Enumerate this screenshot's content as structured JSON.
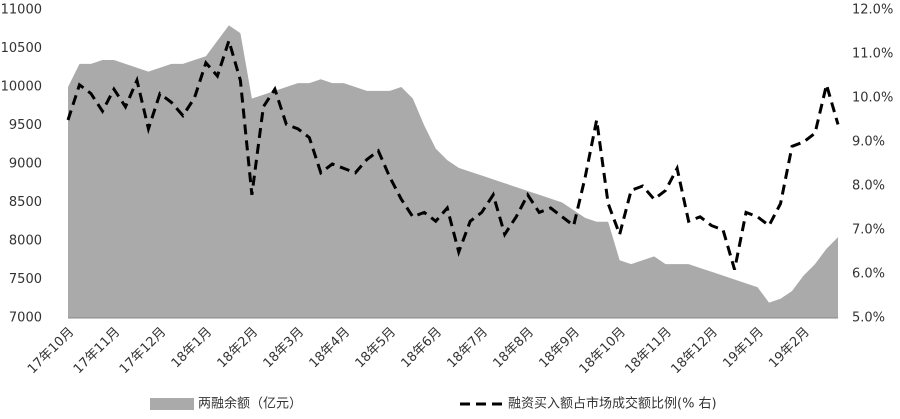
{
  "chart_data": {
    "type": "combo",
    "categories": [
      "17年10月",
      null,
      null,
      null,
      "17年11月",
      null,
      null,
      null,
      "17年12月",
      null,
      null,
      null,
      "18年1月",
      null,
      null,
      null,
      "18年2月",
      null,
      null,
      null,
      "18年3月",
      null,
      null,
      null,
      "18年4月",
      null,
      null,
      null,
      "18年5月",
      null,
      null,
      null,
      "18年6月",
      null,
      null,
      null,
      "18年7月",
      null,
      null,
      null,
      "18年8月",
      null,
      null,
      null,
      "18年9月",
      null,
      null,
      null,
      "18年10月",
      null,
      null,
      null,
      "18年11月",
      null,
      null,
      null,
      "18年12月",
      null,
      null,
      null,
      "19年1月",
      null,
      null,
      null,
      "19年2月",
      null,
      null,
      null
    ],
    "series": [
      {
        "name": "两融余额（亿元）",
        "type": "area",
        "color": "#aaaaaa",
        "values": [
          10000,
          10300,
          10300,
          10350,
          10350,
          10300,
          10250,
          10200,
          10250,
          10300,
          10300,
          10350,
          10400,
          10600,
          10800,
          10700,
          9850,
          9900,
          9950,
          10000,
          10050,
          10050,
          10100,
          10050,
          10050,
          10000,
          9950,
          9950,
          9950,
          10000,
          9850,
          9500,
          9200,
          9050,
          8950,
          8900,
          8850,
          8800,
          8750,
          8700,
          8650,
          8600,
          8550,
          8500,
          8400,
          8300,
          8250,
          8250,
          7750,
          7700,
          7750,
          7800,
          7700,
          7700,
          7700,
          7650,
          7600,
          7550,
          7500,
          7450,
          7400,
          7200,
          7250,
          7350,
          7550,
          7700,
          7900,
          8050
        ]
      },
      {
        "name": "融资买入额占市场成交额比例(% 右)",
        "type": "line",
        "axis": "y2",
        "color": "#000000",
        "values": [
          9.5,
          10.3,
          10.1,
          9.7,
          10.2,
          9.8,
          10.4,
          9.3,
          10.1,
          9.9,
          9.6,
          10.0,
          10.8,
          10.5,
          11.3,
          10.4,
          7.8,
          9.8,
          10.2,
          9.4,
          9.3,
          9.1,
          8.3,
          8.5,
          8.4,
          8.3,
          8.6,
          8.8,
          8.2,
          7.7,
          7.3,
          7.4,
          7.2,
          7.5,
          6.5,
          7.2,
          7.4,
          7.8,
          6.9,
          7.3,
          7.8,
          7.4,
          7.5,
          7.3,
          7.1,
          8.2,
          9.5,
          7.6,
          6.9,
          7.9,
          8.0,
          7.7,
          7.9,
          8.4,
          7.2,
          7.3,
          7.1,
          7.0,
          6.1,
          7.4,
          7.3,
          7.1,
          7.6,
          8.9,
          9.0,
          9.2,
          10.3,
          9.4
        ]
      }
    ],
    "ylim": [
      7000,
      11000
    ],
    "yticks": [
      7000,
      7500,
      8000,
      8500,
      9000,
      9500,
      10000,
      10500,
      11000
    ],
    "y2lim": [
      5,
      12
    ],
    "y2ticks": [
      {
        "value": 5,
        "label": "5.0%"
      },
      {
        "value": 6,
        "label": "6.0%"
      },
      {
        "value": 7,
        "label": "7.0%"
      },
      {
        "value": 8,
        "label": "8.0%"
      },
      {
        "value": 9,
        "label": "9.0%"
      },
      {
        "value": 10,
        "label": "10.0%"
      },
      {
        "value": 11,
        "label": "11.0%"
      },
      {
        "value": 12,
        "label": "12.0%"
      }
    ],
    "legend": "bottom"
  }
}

####

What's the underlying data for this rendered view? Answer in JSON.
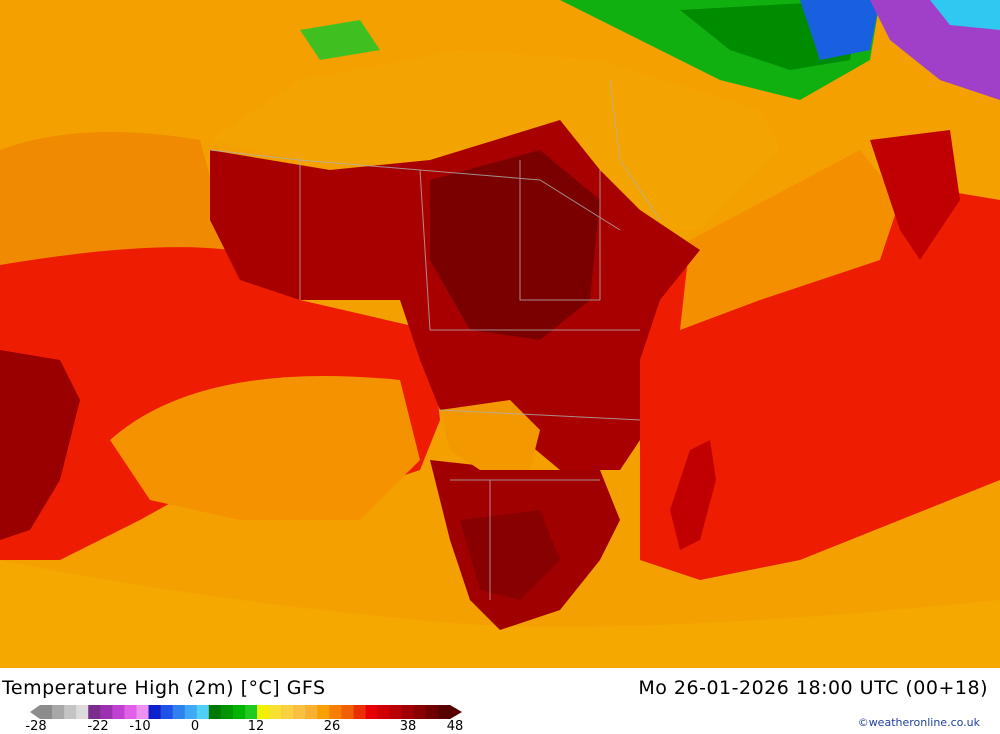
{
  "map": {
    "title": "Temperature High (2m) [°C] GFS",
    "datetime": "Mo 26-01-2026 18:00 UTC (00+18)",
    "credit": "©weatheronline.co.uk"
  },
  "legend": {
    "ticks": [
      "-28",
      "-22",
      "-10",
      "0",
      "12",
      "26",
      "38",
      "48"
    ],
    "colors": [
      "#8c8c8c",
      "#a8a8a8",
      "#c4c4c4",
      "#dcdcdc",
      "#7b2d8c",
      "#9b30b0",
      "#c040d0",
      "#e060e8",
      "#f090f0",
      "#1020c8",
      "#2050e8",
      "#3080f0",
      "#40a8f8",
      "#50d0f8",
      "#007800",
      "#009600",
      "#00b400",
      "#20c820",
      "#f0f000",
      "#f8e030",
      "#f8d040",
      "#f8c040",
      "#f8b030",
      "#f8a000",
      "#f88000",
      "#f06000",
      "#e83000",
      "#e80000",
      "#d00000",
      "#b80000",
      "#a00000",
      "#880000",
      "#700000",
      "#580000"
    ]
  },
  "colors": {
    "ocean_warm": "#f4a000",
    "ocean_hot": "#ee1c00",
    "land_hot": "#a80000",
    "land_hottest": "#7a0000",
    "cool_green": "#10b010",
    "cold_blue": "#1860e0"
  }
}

####

● **Exercise details**: Look for the word "this" and return every line where it occurs.

● **Written response**:
Enumerate this screenshot's content as structured JSON.
What's the underlying data for this rendered view? Answer in JSON.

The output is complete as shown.